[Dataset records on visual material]
** Begin **

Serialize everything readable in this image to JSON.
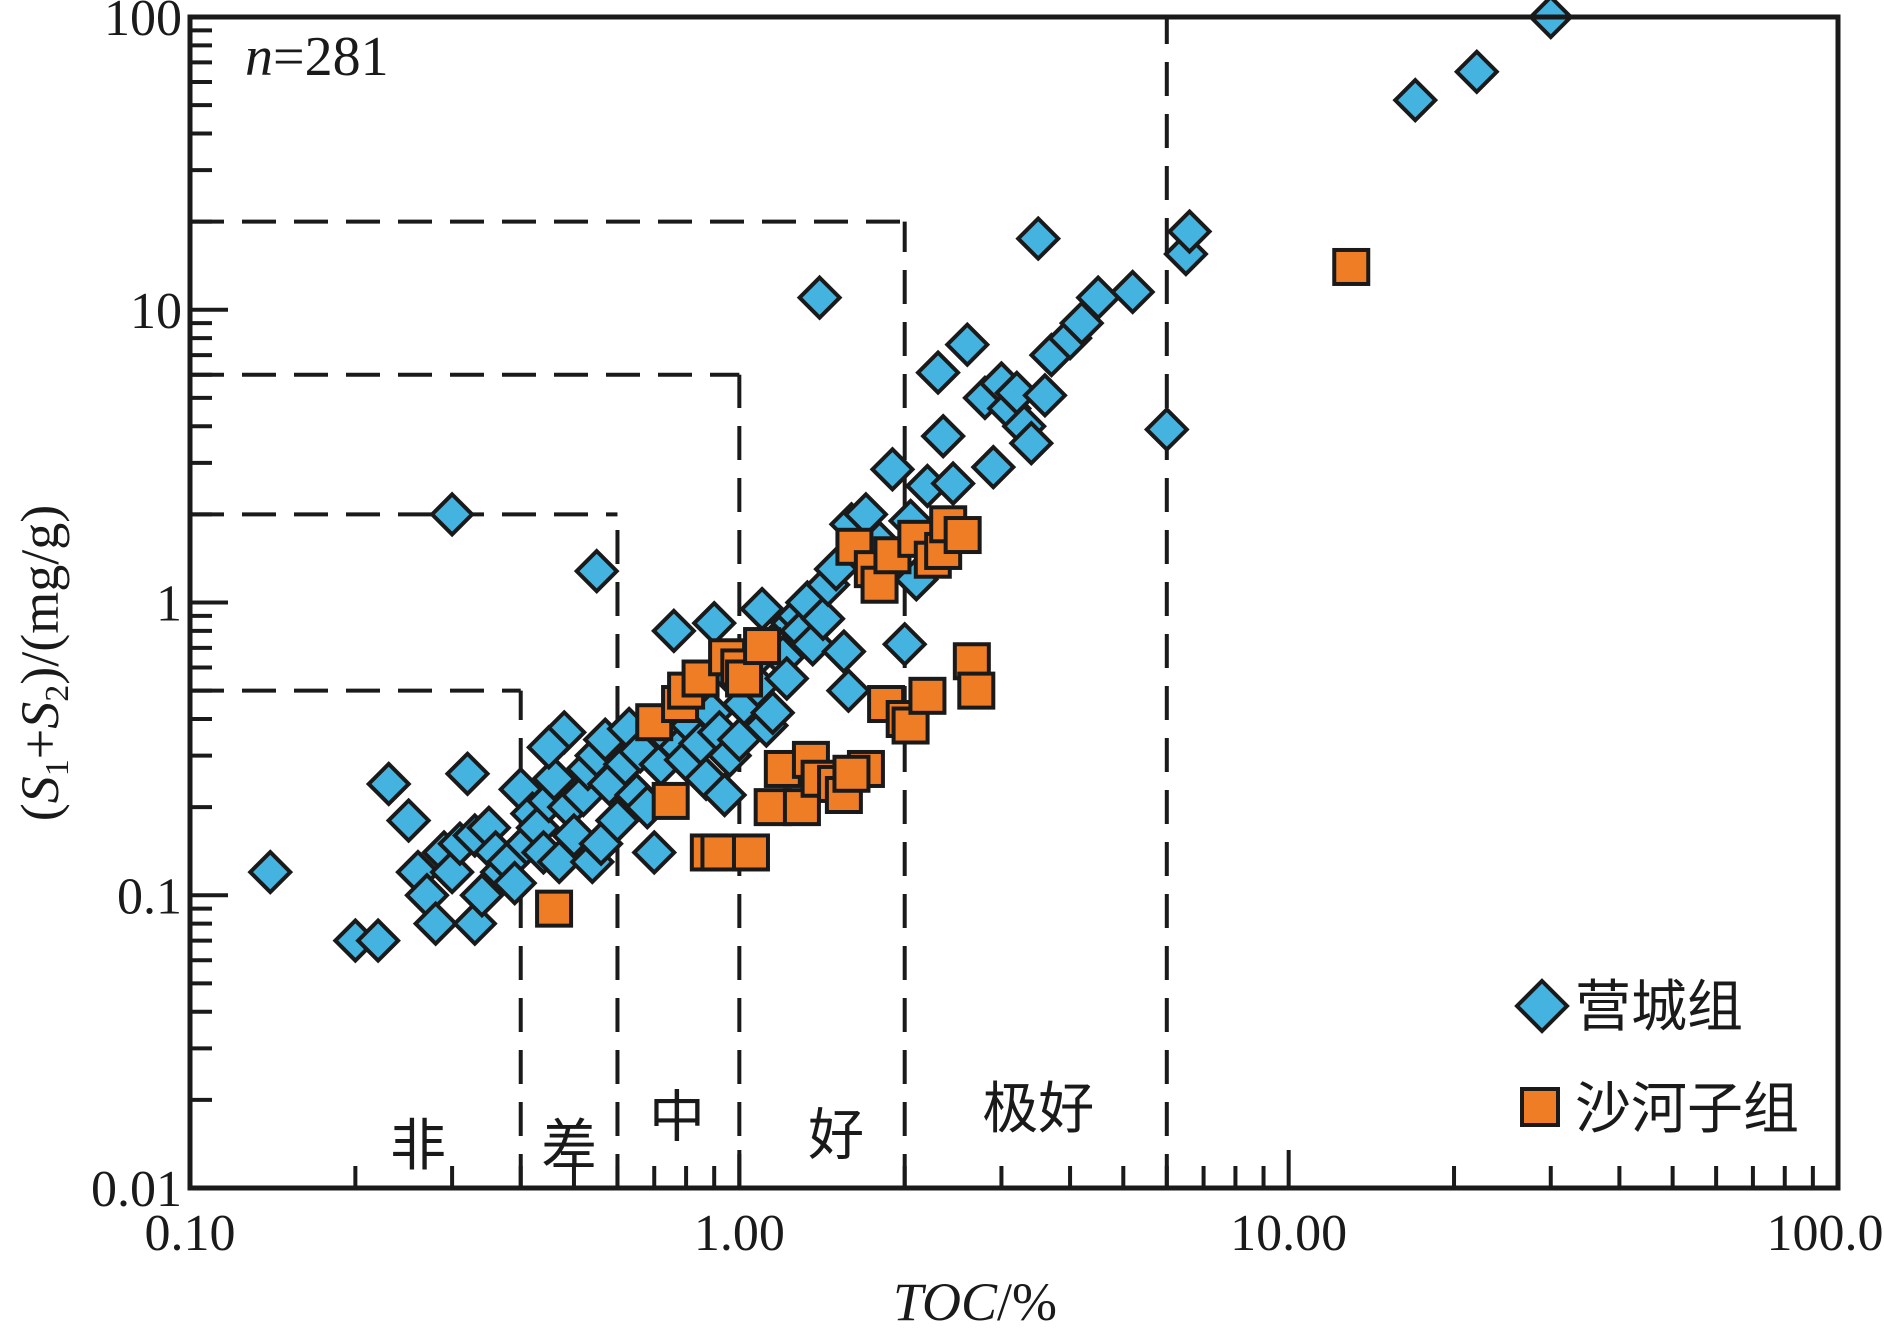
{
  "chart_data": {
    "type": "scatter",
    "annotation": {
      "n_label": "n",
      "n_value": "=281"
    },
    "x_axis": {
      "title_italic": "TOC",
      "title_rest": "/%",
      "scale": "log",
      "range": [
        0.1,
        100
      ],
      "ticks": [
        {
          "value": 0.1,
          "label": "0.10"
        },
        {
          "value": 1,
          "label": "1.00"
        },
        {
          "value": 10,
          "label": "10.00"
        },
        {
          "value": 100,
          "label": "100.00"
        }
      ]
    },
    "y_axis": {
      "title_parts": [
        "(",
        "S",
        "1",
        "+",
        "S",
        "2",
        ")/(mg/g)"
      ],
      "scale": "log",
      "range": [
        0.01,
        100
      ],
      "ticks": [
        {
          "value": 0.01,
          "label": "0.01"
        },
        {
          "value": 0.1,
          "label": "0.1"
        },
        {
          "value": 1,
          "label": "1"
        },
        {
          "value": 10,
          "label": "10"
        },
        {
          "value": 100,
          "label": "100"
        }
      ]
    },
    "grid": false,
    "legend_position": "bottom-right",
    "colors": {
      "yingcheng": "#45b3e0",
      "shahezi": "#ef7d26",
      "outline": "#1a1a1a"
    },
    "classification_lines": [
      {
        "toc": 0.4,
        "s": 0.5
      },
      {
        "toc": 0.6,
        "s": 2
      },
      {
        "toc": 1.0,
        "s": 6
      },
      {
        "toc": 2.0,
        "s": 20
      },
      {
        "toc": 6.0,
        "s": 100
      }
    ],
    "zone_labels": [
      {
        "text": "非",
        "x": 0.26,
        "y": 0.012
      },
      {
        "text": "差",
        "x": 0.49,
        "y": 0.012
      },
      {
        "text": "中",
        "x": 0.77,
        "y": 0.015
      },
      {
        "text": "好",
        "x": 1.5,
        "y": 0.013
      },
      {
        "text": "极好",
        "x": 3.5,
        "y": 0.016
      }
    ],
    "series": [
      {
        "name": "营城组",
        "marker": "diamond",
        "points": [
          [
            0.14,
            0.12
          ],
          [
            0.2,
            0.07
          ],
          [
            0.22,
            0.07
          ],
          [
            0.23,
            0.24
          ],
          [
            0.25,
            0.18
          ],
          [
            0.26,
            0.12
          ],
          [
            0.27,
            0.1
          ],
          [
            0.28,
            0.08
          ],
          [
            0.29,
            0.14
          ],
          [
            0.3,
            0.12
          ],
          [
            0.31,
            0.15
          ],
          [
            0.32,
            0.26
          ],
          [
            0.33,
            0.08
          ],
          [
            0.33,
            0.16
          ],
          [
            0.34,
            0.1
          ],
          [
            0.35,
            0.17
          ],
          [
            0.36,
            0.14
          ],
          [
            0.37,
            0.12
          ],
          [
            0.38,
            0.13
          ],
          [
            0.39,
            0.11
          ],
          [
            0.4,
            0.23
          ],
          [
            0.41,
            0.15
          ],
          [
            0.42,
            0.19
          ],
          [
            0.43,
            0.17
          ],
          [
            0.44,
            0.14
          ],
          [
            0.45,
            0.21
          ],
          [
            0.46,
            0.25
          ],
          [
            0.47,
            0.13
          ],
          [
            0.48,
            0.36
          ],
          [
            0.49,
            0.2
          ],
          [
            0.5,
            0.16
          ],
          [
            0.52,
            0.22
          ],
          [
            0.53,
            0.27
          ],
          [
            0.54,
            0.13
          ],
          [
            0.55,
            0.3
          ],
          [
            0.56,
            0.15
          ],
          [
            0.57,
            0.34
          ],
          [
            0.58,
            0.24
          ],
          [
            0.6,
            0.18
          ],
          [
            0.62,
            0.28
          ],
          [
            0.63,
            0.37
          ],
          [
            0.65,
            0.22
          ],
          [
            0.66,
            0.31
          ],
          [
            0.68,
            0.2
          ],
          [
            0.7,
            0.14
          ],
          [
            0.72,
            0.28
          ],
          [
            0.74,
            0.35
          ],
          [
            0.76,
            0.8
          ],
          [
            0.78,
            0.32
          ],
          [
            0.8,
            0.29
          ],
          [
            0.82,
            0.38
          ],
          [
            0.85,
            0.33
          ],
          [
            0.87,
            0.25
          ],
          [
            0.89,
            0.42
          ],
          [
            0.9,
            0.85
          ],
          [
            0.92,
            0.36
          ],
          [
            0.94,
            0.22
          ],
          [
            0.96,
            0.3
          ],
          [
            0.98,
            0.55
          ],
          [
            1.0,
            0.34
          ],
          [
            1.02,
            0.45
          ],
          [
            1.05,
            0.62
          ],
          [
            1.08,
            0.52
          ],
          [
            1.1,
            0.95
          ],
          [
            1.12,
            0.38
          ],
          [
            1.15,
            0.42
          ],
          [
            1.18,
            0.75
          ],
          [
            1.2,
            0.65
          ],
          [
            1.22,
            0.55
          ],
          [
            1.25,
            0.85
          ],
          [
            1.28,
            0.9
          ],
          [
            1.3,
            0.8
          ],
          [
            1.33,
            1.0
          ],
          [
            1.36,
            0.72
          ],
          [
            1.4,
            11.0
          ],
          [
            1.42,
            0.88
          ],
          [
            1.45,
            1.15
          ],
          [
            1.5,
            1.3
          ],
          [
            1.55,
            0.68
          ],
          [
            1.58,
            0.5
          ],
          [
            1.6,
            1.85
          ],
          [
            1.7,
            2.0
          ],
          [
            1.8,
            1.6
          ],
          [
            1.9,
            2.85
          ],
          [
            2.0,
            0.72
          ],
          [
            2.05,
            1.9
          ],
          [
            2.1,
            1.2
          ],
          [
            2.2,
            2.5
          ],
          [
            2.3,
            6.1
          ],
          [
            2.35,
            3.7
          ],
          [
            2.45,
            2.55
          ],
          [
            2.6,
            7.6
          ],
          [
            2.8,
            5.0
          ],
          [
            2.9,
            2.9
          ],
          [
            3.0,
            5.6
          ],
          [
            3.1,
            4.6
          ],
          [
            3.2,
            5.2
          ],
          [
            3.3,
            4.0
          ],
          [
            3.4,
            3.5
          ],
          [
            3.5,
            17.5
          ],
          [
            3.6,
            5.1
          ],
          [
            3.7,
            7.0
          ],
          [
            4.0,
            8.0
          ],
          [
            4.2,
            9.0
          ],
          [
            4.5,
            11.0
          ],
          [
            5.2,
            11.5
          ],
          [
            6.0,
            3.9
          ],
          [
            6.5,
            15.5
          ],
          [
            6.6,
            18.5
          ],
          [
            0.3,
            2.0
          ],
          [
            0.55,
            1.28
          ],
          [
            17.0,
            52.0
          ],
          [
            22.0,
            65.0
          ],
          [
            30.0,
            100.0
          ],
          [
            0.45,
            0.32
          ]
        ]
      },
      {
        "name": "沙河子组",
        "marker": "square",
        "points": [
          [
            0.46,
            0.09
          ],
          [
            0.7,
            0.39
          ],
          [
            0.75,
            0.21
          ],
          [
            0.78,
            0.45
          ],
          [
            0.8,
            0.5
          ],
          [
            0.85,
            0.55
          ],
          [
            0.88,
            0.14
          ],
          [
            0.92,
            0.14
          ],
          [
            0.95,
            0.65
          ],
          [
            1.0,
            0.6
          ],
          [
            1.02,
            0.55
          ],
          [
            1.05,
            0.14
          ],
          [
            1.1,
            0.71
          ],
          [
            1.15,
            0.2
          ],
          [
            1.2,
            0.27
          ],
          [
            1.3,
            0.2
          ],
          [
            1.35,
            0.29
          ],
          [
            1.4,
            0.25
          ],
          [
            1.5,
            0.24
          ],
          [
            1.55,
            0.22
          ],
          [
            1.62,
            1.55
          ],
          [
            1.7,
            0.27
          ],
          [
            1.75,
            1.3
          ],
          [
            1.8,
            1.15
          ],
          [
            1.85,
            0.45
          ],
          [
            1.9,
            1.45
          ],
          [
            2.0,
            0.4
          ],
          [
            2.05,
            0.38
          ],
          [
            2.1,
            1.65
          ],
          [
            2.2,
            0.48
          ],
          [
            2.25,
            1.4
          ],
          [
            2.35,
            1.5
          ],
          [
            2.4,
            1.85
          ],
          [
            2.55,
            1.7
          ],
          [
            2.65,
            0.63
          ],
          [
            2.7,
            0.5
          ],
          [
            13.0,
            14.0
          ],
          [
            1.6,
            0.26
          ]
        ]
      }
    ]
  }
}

** End **
** Begin **

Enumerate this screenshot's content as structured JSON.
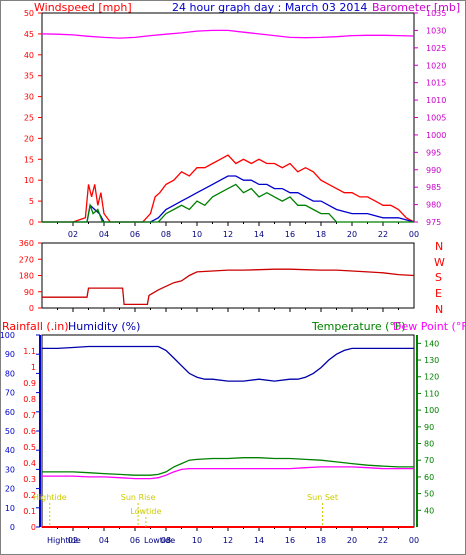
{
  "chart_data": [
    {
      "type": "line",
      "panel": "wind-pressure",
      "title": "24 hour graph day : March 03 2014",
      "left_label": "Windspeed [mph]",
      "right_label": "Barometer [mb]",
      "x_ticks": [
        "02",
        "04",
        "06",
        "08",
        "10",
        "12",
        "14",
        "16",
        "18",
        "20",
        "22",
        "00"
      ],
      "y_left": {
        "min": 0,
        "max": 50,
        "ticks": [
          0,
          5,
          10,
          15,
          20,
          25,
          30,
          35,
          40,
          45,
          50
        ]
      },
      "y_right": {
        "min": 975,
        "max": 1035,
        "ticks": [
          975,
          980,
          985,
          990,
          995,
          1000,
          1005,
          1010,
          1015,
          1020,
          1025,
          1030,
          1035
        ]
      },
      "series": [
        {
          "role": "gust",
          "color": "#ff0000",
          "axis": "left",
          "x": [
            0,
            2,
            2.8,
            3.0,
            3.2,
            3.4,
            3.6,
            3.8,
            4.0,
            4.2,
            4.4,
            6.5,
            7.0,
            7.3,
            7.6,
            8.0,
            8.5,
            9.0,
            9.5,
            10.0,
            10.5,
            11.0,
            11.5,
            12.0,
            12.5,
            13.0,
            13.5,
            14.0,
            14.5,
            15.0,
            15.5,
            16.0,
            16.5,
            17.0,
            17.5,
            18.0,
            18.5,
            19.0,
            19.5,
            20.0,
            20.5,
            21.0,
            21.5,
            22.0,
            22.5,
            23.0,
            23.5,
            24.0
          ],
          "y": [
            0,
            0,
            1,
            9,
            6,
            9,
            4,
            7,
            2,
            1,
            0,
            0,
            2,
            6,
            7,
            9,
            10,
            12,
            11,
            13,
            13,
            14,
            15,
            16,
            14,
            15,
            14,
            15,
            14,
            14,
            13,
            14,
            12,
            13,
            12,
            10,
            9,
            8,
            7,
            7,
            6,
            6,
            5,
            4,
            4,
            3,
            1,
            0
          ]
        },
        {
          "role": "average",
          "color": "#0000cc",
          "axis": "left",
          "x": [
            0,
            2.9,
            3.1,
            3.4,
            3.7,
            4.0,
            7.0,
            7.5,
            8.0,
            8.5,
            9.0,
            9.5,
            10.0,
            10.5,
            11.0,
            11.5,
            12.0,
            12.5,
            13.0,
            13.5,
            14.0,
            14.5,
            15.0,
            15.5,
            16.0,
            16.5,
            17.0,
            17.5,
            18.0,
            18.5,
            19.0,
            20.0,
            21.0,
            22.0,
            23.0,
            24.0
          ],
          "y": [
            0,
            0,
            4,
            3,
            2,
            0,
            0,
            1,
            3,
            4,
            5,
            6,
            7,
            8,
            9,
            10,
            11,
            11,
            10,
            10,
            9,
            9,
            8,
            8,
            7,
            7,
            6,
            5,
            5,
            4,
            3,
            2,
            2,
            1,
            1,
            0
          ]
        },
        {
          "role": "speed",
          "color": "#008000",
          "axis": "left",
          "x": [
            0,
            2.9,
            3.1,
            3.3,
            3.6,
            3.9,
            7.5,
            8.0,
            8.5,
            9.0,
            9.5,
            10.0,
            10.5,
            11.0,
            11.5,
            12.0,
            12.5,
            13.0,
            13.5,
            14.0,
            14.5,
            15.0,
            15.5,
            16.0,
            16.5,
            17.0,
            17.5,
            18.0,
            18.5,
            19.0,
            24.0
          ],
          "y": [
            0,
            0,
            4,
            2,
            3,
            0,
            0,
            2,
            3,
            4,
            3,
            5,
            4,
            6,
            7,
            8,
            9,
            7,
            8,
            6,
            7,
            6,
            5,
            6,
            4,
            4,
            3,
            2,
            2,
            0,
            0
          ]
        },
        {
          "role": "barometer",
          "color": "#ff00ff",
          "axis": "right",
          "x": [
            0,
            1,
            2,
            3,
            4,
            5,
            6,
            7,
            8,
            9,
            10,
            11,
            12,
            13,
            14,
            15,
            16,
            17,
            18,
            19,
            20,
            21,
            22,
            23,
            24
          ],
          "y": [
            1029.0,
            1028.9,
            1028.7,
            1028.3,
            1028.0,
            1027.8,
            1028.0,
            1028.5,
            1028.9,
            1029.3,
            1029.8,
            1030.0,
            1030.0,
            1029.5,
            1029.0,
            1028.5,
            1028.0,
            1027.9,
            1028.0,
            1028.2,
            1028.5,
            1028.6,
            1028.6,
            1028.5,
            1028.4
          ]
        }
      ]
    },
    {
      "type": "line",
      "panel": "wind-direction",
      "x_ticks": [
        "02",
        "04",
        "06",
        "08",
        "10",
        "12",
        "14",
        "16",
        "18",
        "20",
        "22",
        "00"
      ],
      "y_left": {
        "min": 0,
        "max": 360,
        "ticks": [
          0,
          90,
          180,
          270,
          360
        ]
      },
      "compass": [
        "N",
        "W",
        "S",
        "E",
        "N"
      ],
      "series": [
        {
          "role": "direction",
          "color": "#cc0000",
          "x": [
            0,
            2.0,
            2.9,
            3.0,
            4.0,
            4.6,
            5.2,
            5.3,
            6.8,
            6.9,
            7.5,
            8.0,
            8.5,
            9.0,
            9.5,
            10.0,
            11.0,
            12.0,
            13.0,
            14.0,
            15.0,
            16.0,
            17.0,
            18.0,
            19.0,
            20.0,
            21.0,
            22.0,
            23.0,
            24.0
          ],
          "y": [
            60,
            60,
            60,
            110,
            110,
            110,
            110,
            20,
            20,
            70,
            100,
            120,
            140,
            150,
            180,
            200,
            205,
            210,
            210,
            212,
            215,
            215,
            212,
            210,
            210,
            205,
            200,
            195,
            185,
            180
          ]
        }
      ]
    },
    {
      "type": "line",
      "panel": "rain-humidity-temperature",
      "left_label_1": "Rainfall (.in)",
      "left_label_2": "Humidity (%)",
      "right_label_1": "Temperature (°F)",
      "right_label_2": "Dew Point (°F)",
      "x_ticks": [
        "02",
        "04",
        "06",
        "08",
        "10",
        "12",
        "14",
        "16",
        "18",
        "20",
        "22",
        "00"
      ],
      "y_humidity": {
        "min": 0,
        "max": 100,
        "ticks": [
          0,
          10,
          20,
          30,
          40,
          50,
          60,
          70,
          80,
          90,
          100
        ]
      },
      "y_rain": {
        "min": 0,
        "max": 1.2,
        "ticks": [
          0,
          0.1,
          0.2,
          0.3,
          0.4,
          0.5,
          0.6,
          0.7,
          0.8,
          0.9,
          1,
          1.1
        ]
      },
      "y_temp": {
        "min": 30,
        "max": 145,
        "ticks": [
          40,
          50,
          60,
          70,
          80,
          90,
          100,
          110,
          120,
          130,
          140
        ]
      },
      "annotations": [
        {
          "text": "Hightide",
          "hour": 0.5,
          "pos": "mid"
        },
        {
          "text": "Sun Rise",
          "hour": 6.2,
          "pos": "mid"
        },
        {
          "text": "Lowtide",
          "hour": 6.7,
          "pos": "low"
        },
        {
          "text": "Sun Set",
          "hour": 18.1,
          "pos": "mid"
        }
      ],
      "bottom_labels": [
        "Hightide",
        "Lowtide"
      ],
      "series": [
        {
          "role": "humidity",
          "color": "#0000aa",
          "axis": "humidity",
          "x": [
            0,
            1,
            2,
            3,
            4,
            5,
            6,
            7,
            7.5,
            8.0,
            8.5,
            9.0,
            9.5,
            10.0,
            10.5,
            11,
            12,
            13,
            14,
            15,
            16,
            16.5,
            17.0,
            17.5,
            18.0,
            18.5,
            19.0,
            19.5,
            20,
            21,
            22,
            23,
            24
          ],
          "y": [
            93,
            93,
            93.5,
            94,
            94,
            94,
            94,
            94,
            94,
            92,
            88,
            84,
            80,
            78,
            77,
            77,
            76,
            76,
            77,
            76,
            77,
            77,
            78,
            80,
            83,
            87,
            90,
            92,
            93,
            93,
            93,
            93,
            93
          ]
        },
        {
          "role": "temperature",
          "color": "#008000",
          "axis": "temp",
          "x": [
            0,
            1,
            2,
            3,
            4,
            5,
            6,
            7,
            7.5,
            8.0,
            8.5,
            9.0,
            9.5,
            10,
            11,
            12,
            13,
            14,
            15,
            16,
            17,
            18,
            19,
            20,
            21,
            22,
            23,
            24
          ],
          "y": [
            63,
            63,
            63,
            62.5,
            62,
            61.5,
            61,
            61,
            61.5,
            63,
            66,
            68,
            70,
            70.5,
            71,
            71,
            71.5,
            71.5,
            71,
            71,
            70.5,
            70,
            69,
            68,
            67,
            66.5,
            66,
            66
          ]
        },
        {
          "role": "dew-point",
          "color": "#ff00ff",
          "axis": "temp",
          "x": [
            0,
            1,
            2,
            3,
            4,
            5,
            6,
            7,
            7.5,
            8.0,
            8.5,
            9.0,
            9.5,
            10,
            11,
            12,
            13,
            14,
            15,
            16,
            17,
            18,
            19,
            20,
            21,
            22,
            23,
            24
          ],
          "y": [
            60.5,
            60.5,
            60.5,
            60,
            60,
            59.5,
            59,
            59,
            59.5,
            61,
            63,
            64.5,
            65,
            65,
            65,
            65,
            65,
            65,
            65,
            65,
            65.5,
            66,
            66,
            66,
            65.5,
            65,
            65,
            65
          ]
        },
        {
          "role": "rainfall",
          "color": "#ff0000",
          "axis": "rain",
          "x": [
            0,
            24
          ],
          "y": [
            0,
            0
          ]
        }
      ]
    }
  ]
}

** End **

Filter the listing above for the string "text" and copy every matching line.

        "text": "非",
        "text": "差",
        "text": "中",
        "text": "好",
        "text": "极好",
          "text": "Hightide",
          "text": "Sun Rise",
          "text": "Lowtide",
          "text": "Sun Set",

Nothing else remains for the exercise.